**Work instructions:** Find the number of lines below in which the word "Amazon" appears, and write that number only.

+--

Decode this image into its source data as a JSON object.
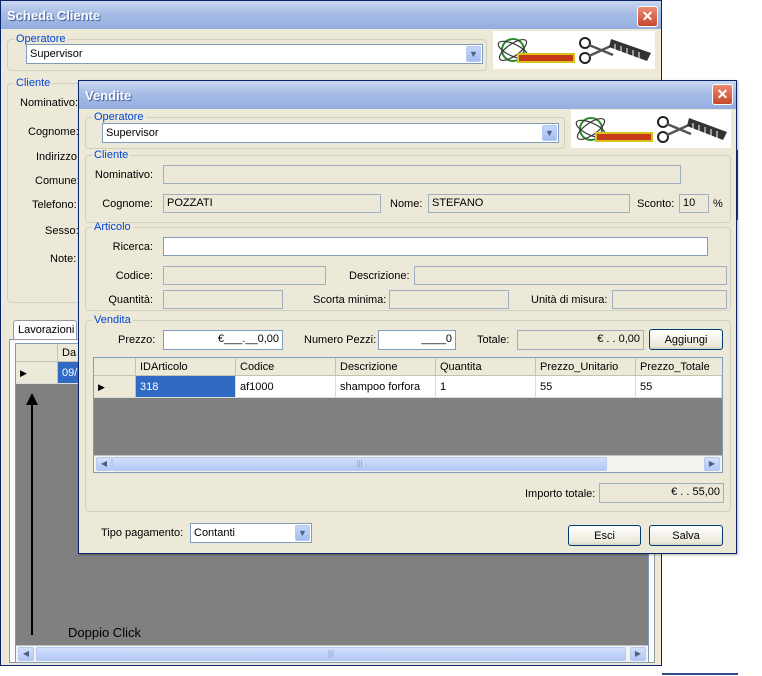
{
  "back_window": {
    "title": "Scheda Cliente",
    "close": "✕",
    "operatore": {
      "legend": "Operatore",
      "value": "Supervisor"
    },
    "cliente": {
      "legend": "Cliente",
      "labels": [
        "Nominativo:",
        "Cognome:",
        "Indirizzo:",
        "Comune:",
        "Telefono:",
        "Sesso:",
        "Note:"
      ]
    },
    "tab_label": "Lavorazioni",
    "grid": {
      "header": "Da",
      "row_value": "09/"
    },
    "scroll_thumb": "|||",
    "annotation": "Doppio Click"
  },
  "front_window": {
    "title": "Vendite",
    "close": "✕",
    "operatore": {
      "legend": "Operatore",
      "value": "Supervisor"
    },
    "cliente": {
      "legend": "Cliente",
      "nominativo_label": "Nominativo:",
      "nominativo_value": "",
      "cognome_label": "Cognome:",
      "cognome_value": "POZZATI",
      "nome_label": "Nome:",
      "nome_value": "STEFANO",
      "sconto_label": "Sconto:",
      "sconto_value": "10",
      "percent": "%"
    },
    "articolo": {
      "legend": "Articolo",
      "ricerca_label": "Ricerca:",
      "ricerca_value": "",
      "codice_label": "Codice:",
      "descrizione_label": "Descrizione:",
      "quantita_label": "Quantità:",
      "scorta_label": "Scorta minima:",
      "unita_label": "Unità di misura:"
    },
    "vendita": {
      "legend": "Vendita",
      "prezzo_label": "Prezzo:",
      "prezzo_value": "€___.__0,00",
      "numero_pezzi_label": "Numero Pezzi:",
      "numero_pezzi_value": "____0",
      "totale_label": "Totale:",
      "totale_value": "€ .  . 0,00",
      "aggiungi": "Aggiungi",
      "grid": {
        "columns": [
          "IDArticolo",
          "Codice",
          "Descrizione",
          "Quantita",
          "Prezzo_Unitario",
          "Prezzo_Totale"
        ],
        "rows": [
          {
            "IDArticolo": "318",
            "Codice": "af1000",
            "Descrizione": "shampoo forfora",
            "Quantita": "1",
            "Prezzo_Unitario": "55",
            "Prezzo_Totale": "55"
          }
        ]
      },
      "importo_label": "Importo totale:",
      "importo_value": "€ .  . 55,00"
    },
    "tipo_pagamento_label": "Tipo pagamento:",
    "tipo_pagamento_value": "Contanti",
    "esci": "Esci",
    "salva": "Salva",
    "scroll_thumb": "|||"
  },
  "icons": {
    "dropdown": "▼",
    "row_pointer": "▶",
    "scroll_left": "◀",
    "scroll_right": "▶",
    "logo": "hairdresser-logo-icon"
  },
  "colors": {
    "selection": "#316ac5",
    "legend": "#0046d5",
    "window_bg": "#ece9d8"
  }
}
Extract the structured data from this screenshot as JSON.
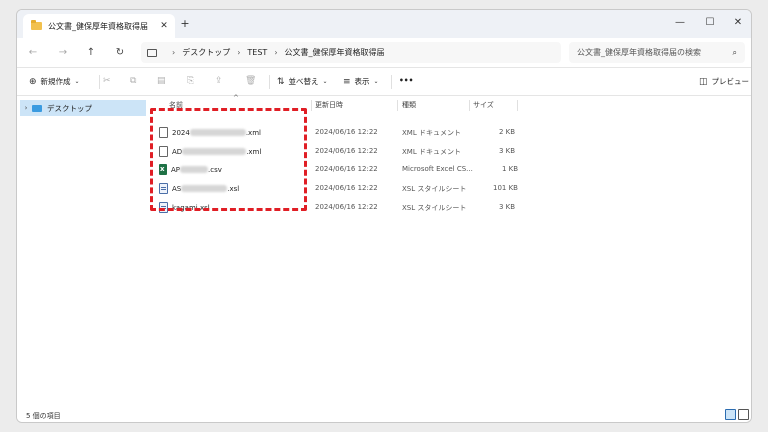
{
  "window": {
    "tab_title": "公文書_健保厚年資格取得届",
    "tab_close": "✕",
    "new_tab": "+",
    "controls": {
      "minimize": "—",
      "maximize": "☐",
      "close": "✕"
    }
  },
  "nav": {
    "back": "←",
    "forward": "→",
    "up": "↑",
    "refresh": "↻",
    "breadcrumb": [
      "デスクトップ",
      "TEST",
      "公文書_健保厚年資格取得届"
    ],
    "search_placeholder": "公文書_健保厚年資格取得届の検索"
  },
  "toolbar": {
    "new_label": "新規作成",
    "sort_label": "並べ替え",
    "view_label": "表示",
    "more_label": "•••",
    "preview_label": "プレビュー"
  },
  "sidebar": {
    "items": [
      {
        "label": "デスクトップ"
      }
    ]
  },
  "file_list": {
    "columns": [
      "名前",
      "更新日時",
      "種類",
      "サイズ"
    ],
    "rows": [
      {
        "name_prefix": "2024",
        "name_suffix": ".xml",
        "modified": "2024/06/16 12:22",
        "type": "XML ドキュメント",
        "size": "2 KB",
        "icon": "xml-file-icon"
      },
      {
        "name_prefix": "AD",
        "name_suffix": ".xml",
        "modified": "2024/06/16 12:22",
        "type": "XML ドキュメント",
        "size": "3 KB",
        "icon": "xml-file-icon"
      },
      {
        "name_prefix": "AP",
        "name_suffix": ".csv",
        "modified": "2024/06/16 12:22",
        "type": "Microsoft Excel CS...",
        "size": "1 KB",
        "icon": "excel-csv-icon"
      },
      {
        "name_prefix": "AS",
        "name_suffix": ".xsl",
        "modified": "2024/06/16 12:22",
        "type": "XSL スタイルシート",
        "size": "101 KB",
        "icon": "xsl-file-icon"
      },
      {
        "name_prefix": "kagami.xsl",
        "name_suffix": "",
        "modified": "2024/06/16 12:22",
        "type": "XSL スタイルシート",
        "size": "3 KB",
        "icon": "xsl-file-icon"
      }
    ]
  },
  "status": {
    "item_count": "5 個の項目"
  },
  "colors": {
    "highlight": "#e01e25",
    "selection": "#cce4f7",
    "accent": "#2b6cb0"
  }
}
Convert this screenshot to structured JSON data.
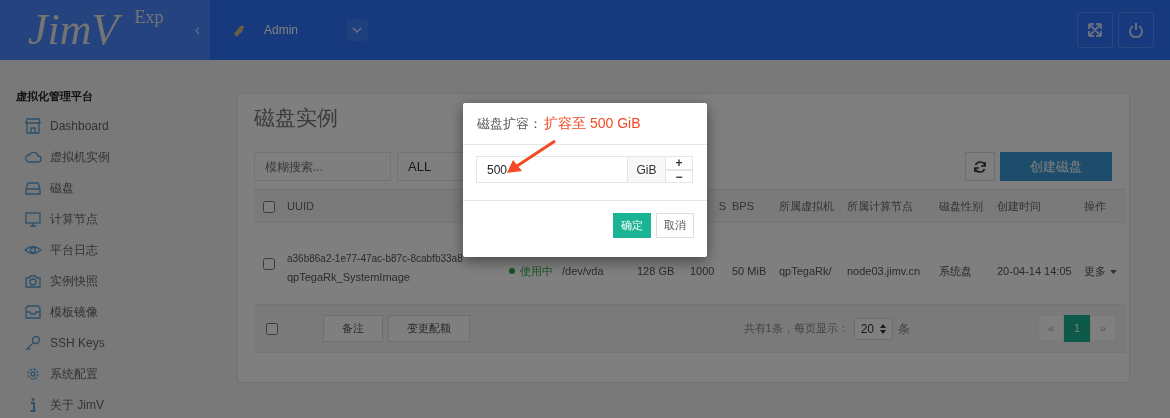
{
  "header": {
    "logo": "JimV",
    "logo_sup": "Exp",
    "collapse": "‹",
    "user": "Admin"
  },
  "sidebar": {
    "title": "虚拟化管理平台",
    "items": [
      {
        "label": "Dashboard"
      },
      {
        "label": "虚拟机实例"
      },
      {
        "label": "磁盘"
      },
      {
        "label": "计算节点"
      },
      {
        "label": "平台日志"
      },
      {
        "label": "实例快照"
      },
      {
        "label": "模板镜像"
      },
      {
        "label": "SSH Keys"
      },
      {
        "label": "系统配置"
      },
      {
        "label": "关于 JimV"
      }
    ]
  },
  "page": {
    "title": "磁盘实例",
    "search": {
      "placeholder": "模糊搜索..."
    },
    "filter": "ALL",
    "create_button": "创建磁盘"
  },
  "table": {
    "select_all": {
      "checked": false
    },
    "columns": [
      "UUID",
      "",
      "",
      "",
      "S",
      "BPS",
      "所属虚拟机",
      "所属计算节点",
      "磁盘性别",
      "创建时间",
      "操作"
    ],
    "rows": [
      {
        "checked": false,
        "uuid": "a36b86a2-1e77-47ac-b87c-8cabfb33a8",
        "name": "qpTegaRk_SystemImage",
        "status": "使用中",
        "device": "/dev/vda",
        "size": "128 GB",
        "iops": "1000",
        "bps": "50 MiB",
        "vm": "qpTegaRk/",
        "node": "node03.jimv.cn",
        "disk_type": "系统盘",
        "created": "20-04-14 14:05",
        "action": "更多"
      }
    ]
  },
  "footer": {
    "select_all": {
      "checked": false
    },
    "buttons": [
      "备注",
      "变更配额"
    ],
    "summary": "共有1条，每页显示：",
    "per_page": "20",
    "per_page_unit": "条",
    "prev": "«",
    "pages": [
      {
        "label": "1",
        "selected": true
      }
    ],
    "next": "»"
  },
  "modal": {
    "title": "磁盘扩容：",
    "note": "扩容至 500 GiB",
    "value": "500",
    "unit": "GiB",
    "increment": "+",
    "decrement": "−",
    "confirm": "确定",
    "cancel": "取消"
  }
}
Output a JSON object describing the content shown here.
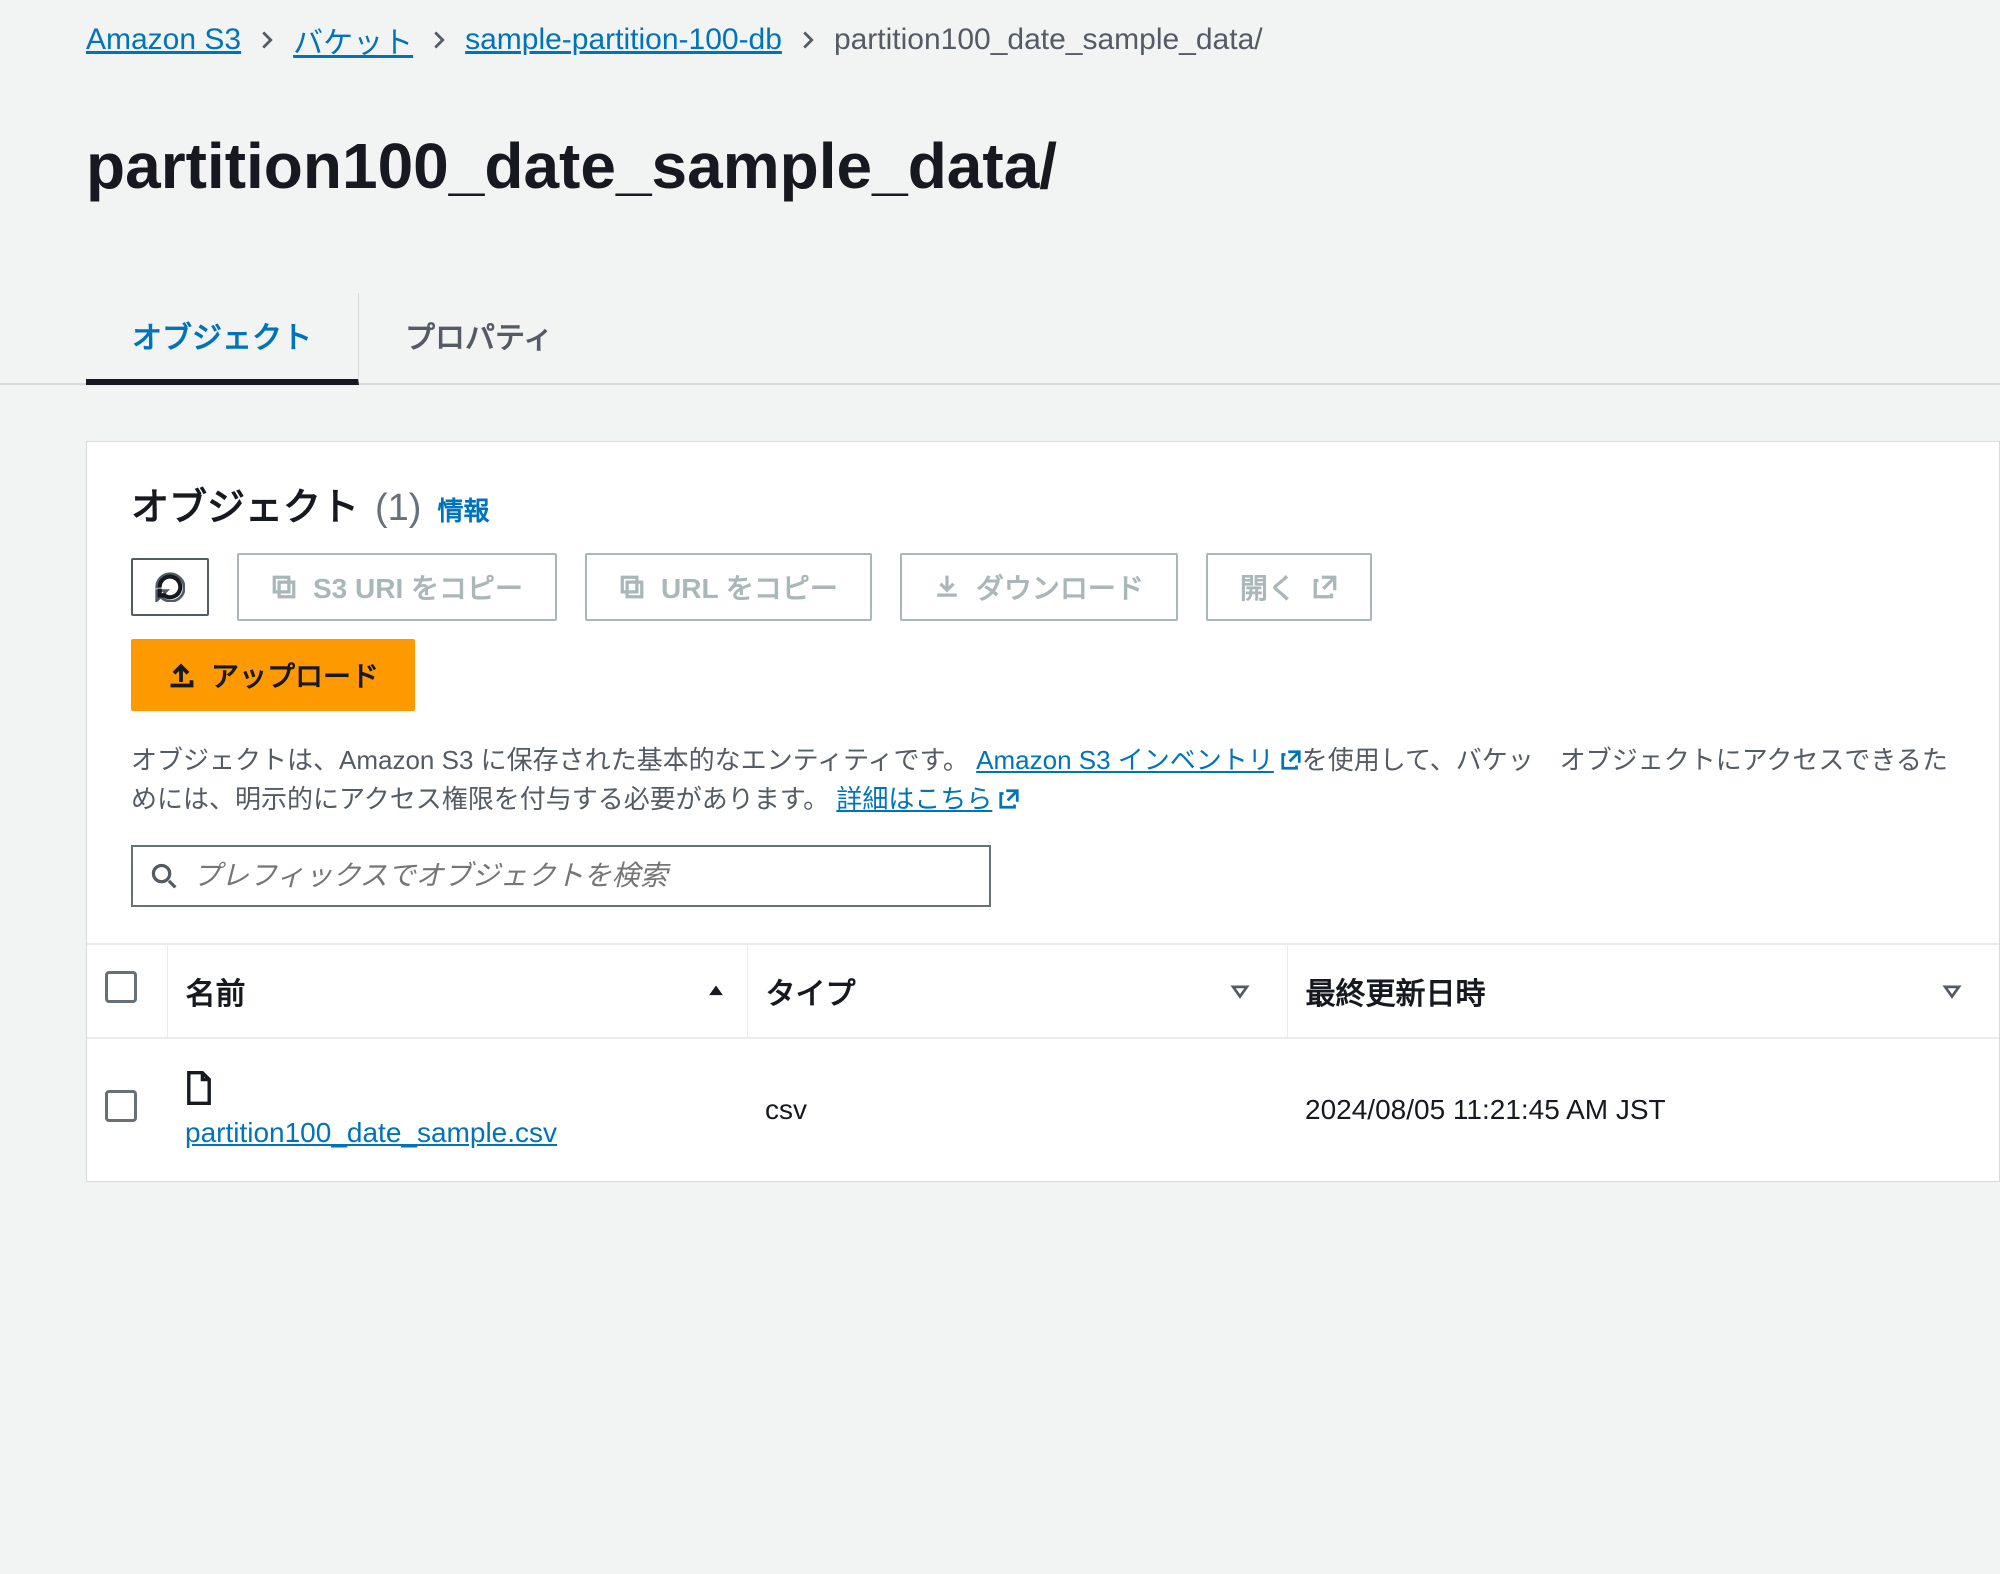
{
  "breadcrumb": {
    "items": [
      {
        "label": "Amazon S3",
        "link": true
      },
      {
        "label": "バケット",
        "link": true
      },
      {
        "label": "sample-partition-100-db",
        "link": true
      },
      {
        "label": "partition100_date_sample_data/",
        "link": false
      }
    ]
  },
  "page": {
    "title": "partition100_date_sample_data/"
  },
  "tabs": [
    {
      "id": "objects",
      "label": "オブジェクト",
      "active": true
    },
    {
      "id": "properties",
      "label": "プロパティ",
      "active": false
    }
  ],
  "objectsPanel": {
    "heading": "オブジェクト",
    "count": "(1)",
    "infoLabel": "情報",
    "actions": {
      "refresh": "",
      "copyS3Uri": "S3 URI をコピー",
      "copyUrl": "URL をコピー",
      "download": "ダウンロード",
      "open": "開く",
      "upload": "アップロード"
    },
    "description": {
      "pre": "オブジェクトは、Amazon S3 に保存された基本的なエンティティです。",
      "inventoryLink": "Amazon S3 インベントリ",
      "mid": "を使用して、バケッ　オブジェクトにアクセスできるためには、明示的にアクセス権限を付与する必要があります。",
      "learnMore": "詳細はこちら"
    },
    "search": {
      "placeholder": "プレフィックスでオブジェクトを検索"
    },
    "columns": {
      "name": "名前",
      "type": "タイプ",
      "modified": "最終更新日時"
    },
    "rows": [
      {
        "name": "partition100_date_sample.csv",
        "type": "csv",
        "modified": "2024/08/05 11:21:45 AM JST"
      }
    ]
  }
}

+--

**Result for this task:** 3